**** Data in this exercise ****

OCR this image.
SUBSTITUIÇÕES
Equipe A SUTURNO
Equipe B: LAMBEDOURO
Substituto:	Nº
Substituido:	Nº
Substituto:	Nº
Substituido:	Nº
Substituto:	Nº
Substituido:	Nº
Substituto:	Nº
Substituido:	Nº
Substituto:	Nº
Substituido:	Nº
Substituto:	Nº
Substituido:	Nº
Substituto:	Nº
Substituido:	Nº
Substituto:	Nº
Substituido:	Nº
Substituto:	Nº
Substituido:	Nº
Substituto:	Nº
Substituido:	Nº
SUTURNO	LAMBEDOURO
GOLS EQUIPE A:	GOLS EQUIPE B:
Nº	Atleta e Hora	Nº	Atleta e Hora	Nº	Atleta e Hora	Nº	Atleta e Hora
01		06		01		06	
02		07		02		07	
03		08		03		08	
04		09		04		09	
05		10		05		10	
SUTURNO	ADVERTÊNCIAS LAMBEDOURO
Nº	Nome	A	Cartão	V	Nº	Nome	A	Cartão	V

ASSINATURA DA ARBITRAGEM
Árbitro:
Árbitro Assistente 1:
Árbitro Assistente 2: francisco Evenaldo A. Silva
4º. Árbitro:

****

■ **Task requirements**:
Print the listing above in full, exactly as it is.

■ **Result**:
OCR this image.
SUBSTITUIÇÕES
Equipe A SUTURNO
Equipe B: LAMBEDOURO
Substituto:	Nº
Substituido:	Nº
Substituto:	Nº
Substituido:	Nº
Substituto:	Nº
Substituido:	Nº
Substituto:	Nº
Substituido:	Nº
Substituto:	Nº
Substituido:	Nº
Substituto:	Nº
Substituido:	Nº
Substituto:	Nº
Substituido:	Nº
Substituto:	Nº
Substituido:	Nº
Substituto:	Nº
Substituido:	Nº
Substituto:	Nº
Substituido:	Nº
SUTURNO	LAMBEDOURO
GOLS EQUIPE A:	GOLS EQUIPE B:
Nº	Atleta e Hora	Nº	Atleta e Hora	Nº	Atleta e Hora	Nº	Atleta e Hora
01		06		01		06	
02		07		02		07	
03		08		03		08	
04		09		04		09	
05		10		05		10	
SUTURNO	ADVERTÊNCIAS LAMBEDOURO
Nº	Nome	A	Cartão	V	Nº	Nome	A	Cartão	V

ASSINATURA DA ARBITRAGEM
Árbitro:
Árbitro Assistente 1:
Árbitro Assistente 2: francisco Evenaldo A. Silva
4º. Árbitro:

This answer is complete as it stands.